Supplied records:
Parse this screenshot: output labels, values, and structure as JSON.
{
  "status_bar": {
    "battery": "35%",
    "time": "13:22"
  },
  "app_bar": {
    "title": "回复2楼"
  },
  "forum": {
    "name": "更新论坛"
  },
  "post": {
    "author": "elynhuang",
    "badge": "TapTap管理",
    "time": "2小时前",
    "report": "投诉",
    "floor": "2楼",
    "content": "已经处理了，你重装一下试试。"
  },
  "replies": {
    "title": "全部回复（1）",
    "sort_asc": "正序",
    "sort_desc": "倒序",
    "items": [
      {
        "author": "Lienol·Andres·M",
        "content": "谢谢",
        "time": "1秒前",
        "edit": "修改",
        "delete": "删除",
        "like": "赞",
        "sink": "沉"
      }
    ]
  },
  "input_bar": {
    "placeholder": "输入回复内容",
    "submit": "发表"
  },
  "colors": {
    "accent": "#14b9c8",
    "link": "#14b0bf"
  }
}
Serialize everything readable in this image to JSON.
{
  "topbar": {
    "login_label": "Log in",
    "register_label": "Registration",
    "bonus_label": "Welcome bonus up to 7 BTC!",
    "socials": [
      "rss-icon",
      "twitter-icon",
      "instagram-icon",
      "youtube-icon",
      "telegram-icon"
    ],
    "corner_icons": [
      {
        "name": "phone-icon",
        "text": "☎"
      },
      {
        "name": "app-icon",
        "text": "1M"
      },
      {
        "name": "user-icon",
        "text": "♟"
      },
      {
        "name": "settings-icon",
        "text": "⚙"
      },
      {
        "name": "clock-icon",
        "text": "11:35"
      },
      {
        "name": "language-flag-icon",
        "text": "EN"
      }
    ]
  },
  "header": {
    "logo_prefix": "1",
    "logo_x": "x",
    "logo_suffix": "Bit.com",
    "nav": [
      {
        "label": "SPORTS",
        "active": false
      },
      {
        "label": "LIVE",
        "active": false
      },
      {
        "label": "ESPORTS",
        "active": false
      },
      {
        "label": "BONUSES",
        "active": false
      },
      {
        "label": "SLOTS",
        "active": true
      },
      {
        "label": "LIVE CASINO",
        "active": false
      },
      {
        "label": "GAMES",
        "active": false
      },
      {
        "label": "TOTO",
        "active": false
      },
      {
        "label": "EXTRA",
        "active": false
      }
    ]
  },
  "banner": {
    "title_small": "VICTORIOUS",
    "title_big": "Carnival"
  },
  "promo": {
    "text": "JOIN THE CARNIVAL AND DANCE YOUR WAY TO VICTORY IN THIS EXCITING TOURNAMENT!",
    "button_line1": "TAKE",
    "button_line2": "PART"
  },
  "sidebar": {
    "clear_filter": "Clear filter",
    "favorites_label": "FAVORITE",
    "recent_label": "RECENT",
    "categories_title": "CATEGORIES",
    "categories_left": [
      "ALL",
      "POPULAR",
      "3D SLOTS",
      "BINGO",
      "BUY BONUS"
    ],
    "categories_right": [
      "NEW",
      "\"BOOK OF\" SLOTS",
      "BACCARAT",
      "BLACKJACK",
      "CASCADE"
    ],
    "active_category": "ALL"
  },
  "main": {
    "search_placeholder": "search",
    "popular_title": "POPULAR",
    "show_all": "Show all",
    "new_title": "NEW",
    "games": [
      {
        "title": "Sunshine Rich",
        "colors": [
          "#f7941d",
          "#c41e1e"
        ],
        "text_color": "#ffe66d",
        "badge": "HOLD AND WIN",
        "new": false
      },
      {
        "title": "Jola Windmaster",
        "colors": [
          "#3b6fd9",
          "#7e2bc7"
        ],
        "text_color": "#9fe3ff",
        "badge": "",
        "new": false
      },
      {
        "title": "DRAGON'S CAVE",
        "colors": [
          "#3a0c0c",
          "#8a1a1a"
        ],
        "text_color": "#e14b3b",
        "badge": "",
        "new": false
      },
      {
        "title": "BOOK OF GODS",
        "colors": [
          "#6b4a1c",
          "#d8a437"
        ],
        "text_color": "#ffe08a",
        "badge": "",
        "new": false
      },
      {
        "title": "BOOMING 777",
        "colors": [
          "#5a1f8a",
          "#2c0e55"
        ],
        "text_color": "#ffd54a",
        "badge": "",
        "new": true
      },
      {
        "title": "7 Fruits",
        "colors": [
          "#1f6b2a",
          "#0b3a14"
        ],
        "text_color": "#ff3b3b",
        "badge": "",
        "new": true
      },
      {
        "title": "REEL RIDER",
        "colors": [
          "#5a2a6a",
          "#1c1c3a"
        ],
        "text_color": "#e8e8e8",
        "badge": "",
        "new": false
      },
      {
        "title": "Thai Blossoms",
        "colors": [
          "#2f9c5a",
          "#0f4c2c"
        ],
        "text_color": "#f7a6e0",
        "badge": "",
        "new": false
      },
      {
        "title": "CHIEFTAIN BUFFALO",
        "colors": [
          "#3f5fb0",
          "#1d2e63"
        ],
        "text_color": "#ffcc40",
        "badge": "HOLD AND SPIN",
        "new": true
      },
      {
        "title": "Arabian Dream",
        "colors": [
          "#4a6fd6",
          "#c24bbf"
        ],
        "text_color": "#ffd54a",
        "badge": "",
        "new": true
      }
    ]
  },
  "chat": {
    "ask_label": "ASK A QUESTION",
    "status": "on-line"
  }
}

Exercise aim: Please repeat the listing above in full and exactly.

The completed task:
Parse this screenshot: output labels, values, and structure as JSON.
{
  "status_bar": {
    "battery": "35%",
    "time": "13:22"
  },
  "app_bar": {
    "title": "回复2楼"
  },
  "forum": {
    "name": "更新论坛"
  },
  "post": {
    "author": "elynhuang",
    "badge": "TapTap管理",
    "time": "2小时前",
    "report": "投诉",
    "floor": "2楼",
    "content": "已经处理了，你重装一下试试。"
  },
  "replies": {
    "title": "全部回复（1）",
    "sort_asc": "正序",
    "sort_desc": "倒序",
    "items": [
      {
        "author": "Lienol·Andres·M",
        "content": "谢谢",
        "time": "1秒前",
        "edit": "修改",
        "delete": "删除",
        "like": "赞",
        "sink": "沉"
      }
    ]
  },
  "input_bar": {
    "placeholder": "输入回复内容",
    "submit": "发表"
  },
  "colors": {
    "accent": "#14b9c8",
    "link": "#14b0bf"
  }
}
Serialize everything readable in this image to JSON.
{
  "topbar": {
    "login_label": "Log in",
    "register_label": "Registration",
    "bonus_label": "Welcome bonus up to 7 BTC!",
    "socials": [
      "rss-icon",
      "twitter-icon",
      "instagram-icon",
      "youtube-icon",
      "telegram-icon"
    ],
    "corner_icons": [
      {
        "name": "phone-icon",
        "text": "☎"
      },
      {
        "name": "app-icon",
        "text": "1M"
      },
      {
        "name": "user-icon",
        "text": "♟"
      },
      {
        "name": "settings-icon",
        "text": "⚙"
      },
      {
        "name": "clock-icon",
        "text": "11:35"
      },
      {
        "name": "language-flag-icon",
        "text": "EN"
      }
    ]
  },
  "header": {
    "logo_prefix": "1",
    "logo_x": "x",
    "logo_suffix": "Bit.com",
    "nav": [
      {
        "label": "SPORTS",
        "active": false
      },
      {
        "label": "LIVE",
        "active": false
      },
      {
        "label": "ESPORTS",
        "active": false
      },
      {
        "label": "BONUSES",
        "active": false
      },
      {
        "label": "SLOTS",
        "active": true
      },
      {
        "label": "LIVE CASINO",
        "active": false
      },
      {
        "label": "GAMES",
        "active": false
      },
      {
        "label": "TOTO",
        "active": false
      },
      {
        "label": "EXTRA",
        "active": false
      }
    ]
  },
  "banner": {
    "title_small": "VICTORIOUS",
    "title_big": "Carnival"
  },
  "promo": {
    "text": "JOIN THE CARNIVAL AND DANCE YOUR WAY TO VICTORY IN THIS EXCITING TOURNAMENT!",
    "button_line1": "TAKE",
    "button_line2": "PART"
  },
  "sidebar": {
    "clear_filter": "Clear filter",
    "favorites_label": "FAVORITE",
    "recent_label": "RECENT",
    "categories_title": "CATEGORIES",
    "categories_left": [
      "ALL",
      "POPULAR",
      "3D SLOTS",
      "BINGO",
      "BUY BONUS"
    ],
    "categories_right": [
      "NEW",
      "\"BOOK OF\" SLOTS",
      "BACCARAT",
      "BLACKJACK",
      "CASCADE"
    ],
    "active_category": "ALL"
  },
  "main": {
    "search_placeholder": "search",
    "popular_title": "POPULAR",
    "show_all": "Show all",
    "new_title": "NEW",
    "games": [
      {
        "title": "Sunshine Rich",
        "colors": [
          "#f7941d",
          "#c41e1e"
        ],
        "text_color": "#ffe66d",
        "badge": "HOLD AND WIN",
        "new": false
      },
      {
        "title": "Jola Windmaster",
        "colors": [
          "#3b6fd9",
          "#7e2bc7"
        ],
        "text_color": "#9fe3ff",
        "badge": "",
        "new": false
      },
      {
        "title": "DRAGON'S CAVE",
        "colors": [
          "#3a0c0c",
          "#8a1a1a"
        ],
        "text_color": "#e14b3b",
        "badge": "",
        "new": false
      },
      {
        "title": "BOOK OF GODS",
        "colors": [
          "#6b4a1c",
          "#d8a437"
        ],
        "text_color": "#ffe08a",
        "badge": "",
        "new": false
      },
      {
        "title": "BOOMING 777",
        "colors": [
          "#5a1f8a",
          "#2c0e55"
        ],
        "text_color": "#ffd54a",
        "badge": "",
        "new": true
      },
      {
        "title": "7 Fruits",
        "colors": [
          "#1f6b2a",
          "#0b3a14"
        ],
        "text_color": "#ff3b3b",
        "badge": "",
        "new": true
      },
      {
        "title": "REEL RIDER",
        "colors": [
          "#5a2a6a",
          "#1c1c3a"
        ],
        "text_color": "#e8e8e8",
        "badge": "",
        "new": false
      },
      {
        "title": "Thai Blossoms",
        "colors": [
          "#2f9c5a",
          "#0f4c2c"
        ],
        "text_color": "#f7a6e0",
        "badge": "",
        "new": false
      },
      {
        "title": "CHIEFTAIN BUFFALO",
        "colors": [
          "#3f5fb0",
          "#1d2e63"
        ],
        "text_color": "#ffcc40",
        "badge": "HOLD AND SPIN",
        "new": true
      },
      {
        "title": "Arabian Dream",
        "colors": [
          "#4a6fd6",
          "#c24bbf"
        ],
        "text_color": "#ffd54a",
        "badge": "",
        "new": true
      }
    ]
  },
  "chat": {
    "ask_label": "ASK A QUESTION",
    "status": "on-line"
  }
}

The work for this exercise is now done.